» **WRITTEN INSTRUCTION**: Please copy every line of the records below, character for character.

_ _ _

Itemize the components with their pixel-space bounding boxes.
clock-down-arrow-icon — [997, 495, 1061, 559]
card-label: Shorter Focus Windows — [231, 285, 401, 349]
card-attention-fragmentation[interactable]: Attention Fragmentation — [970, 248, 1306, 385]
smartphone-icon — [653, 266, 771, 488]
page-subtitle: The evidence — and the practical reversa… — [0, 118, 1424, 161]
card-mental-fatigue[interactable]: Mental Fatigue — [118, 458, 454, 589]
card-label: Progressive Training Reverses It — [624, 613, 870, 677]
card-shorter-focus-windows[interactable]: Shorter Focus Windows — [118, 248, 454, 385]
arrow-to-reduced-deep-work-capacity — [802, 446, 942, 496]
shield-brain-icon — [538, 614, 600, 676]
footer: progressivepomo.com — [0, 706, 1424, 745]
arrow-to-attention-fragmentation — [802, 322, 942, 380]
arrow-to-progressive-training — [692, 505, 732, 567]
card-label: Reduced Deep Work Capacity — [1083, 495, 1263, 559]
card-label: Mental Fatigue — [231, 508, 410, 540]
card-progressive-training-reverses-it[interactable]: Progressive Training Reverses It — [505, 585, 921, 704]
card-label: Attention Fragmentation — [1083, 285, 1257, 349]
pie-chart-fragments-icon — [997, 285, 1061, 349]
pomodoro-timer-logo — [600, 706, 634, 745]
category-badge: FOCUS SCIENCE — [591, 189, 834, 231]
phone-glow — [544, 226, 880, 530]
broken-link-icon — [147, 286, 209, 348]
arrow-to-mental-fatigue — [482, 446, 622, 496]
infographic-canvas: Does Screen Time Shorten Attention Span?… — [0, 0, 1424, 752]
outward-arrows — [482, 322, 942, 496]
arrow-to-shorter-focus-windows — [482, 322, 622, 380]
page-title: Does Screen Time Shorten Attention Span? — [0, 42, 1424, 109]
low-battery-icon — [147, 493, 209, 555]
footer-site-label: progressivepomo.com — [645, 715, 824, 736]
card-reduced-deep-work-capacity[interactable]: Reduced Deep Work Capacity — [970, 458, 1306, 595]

_ _ _

» **OUTPUT BELOW**:
Itemize the components with their pixel-space bounding boxes.
clock-down-arrow-icon — [997, 495, 1061, 559]
card-label: Shorter Focus Windows — [231, 285, 401, 349]
card-attention-fragmentation[interactable]: Attention Fragmentation — [970, 248, 1306, 385]
smartphone-icon — [653, 266, 771, 488]
page-subtitle: The evidence — and the practical reversa… — [0, 118, 1424, 161]
card-mental-fatigue[interactable]: Mental Fatigue — [118, 458, 454, 589]
card-label: Progressive Training Reverses It — [624, 613, 870, 677]
card-shorter-focus-windows[interactable]: Shorter Focus Windows — [118, 248, 454, 385]
arrow-to-reduced-deep-work-capacity — [802, 446, 942, 496]
shield-brain-icon — [538, 614, 600, 676]
footer: progressivepomo.com — [0, 706, 1424, 745]
arrow-to-attention-fragmentation — [802, 322, 942, 380]
arrow-to-progressive-training — [692, 505, 732, 567]
card-label: Reduced Deep Work Capacity — [1083, 495, 1263, 559]
card-label: Mental Fatigue — [231, 508, 410, 540]
card-progressive-training-reverses-it[interactable]: Progressive Training Reverses It — [505, 585, 921, 704]
card-label: Attention Fragmentation — [1083, 285, 1257, 349]
pie-chart-fragments-icon — [997, 285, 1061, 349]
pomodoro-timer-logo — [600, 706, 634, 745]
category-badge: FOCUS SCIENCE — [591, 189, 834, 231]
phone-glow — [544, 226, 880, 530]
broken-link-icon — [147, 286, 209, 348]
arrow-to-mental-fatigue — [482, 446, 622, 496]
infographic-canvas: Does Screen Time Shorten Attention Span?… — [0, 0, 1424, 752]
outward-arrows — [482, 322, 942, 496]
arrow-to-shorter-focus-windows — [482, 322, 622, 380]
page-title: Does Screen Time Shorten Attention Span? — [0, 42, 1424, 109]
low-battery-icon — [147, 493, 209, 555]
footer-site-label: progressivepomo.com — [645, 715, 824, 736]
card-reduced-deep-work-capacity[interactable]: Reduced Deep Work Capacity — [970, 458, 1306, 595]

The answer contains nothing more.